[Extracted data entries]
>>>>>
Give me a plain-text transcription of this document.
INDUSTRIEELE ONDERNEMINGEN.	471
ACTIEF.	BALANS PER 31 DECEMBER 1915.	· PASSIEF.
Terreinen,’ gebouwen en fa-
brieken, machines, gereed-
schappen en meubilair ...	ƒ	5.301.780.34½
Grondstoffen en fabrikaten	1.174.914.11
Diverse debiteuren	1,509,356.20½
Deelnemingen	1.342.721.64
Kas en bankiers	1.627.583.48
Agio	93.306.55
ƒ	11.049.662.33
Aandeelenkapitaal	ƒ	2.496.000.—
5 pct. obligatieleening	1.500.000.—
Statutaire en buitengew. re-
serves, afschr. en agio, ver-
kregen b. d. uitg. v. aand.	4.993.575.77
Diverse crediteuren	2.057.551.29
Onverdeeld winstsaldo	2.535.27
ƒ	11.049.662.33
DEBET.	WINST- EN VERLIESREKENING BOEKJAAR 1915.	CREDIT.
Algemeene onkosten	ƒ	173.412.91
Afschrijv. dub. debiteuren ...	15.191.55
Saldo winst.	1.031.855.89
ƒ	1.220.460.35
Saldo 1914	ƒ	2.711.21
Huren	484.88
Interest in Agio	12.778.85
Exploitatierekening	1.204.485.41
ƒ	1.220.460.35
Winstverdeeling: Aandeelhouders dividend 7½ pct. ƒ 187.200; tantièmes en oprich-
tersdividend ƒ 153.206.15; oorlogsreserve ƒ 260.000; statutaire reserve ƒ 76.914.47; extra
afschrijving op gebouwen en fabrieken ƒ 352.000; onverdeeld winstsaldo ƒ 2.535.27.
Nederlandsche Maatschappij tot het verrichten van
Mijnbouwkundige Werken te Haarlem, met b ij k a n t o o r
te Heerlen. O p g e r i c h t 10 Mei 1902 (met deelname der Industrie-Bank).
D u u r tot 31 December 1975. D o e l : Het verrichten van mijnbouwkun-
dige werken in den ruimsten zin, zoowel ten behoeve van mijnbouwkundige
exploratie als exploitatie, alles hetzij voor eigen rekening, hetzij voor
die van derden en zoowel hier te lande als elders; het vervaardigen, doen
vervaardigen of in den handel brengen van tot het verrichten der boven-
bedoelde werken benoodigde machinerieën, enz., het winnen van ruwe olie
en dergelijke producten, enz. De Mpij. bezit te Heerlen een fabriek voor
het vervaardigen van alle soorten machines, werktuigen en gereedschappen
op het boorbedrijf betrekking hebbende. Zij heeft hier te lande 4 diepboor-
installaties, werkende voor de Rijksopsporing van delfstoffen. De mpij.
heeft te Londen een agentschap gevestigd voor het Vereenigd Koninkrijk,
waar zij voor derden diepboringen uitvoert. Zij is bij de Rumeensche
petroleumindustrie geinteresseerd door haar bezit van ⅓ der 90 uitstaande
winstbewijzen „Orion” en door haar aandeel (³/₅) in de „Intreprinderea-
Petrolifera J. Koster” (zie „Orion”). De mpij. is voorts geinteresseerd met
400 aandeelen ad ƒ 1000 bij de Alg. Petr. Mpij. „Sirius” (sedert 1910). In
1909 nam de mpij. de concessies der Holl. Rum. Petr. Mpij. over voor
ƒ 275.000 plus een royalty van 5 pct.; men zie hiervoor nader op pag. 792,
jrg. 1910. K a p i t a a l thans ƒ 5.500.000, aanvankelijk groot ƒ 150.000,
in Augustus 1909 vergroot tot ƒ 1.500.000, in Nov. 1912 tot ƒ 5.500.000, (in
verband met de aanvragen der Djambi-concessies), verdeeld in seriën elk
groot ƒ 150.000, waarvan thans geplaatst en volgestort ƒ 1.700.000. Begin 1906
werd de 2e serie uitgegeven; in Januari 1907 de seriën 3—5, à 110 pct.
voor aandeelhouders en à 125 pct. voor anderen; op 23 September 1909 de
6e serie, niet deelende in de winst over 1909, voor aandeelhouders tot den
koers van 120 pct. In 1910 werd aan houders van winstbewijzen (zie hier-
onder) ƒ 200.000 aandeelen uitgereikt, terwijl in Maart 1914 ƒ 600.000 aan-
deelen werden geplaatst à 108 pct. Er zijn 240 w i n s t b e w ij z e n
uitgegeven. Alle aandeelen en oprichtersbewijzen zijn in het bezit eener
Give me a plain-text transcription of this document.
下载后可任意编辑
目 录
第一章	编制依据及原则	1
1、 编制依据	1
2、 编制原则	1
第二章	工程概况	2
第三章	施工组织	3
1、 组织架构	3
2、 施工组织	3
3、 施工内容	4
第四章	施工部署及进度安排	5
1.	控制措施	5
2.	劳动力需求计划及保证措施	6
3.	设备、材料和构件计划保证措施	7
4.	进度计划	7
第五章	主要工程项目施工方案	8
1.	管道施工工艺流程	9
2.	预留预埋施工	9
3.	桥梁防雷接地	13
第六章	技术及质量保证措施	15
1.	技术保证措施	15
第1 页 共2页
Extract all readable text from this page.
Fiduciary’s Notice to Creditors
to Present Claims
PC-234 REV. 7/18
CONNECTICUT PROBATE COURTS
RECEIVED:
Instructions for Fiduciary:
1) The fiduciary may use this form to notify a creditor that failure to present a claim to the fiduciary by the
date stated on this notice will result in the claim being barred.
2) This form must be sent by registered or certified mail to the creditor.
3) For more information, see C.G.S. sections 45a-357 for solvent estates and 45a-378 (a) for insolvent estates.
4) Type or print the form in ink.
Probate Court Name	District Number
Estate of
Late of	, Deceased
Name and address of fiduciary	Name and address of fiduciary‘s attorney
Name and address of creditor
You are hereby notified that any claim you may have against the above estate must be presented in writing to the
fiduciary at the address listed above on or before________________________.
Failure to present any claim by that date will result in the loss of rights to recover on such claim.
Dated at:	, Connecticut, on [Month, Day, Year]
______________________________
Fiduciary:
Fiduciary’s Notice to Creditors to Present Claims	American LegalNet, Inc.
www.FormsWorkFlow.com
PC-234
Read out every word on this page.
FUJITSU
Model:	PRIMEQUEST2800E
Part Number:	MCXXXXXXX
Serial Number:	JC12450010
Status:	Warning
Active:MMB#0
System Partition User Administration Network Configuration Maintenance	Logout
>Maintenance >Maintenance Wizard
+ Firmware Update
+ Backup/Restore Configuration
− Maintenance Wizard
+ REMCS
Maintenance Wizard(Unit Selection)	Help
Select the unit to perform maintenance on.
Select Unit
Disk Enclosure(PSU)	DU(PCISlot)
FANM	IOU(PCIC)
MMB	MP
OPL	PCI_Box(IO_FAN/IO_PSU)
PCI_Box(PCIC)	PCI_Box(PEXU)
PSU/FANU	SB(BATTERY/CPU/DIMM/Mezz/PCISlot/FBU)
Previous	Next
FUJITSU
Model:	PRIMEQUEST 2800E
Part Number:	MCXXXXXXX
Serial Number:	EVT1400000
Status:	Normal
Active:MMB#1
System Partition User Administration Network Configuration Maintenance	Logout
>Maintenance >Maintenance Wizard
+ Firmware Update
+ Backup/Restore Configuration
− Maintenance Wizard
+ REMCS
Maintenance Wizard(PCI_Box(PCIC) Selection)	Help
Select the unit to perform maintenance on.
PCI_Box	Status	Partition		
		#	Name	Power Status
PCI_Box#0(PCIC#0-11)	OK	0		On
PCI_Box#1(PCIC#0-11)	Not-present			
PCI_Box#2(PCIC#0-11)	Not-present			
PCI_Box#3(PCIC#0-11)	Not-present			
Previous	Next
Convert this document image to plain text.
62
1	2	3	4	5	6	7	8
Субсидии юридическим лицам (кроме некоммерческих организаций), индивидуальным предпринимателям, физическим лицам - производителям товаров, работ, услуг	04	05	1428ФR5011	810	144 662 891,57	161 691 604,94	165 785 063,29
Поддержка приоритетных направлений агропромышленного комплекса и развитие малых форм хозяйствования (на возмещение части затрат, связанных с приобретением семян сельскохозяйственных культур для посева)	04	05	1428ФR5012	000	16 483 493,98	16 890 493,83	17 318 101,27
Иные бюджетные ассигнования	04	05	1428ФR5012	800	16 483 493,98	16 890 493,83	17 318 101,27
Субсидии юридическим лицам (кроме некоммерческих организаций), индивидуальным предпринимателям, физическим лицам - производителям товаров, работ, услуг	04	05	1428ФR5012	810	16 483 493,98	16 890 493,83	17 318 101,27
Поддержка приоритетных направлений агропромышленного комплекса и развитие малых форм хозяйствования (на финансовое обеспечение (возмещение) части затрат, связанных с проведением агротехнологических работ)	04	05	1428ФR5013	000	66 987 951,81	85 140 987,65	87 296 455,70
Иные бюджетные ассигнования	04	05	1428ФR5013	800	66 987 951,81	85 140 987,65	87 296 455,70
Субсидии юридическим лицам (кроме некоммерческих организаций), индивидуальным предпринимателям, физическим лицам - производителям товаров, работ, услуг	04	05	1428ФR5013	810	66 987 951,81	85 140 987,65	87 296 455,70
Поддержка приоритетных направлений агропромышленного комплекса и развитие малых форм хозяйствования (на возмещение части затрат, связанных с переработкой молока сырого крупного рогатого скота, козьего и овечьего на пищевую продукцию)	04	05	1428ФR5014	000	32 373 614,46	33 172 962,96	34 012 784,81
<<<<<
PROBLEM REQUIREMENTS - Only a number is wanted: how many lines of the material include the word "winstbewijzen".

SOLUTION TO THIS TASK - 2